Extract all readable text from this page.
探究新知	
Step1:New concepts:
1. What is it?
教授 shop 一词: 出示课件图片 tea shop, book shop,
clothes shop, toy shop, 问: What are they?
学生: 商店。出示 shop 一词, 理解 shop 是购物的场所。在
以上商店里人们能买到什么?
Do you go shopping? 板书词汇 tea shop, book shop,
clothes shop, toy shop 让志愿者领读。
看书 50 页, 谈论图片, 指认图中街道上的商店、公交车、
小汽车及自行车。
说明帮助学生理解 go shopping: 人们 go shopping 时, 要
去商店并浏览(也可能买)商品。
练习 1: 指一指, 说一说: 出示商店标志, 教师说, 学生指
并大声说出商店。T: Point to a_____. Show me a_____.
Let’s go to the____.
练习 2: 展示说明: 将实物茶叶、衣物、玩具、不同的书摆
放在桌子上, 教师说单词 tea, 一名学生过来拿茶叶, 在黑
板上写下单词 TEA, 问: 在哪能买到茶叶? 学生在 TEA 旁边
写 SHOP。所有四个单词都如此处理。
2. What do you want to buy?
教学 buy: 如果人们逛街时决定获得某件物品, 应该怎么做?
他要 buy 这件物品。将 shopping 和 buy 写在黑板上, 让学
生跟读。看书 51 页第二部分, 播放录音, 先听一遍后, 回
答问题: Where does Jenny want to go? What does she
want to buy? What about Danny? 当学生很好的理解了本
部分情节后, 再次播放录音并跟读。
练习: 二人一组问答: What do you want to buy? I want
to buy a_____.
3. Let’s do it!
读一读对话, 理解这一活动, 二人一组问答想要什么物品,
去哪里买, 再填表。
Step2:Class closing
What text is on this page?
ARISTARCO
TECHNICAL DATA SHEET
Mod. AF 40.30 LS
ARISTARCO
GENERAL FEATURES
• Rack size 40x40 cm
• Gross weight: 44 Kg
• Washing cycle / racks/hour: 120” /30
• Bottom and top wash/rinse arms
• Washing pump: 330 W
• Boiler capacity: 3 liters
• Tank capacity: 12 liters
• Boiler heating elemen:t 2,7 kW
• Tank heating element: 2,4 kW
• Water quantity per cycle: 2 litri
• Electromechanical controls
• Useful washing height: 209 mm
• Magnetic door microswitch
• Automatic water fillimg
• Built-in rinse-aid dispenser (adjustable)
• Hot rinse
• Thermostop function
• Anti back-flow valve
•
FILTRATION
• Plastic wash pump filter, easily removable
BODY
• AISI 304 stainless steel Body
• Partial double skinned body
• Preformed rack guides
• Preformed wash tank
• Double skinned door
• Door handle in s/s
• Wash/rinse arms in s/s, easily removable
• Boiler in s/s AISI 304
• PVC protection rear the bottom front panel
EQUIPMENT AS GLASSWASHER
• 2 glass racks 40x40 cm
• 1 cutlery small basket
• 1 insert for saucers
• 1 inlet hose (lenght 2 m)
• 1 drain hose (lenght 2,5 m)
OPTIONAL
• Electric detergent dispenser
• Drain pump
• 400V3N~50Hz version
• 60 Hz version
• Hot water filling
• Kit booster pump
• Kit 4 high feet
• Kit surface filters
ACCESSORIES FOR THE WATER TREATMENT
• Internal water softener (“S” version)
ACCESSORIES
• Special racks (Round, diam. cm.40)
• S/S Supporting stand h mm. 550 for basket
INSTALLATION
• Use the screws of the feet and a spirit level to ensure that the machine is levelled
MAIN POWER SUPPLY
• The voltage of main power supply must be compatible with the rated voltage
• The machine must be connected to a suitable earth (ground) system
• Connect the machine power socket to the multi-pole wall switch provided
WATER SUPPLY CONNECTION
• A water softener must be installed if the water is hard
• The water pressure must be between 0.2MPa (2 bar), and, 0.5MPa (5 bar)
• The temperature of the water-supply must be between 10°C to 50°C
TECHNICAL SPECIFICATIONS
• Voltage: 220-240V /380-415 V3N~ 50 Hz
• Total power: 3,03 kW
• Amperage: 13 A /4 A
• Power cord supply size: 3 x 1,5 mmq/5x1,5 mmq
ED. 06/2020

----

Aim:
List each line holding the string "page".

Answer to the problem:
Extract all readable text from this page.
What text is on this page?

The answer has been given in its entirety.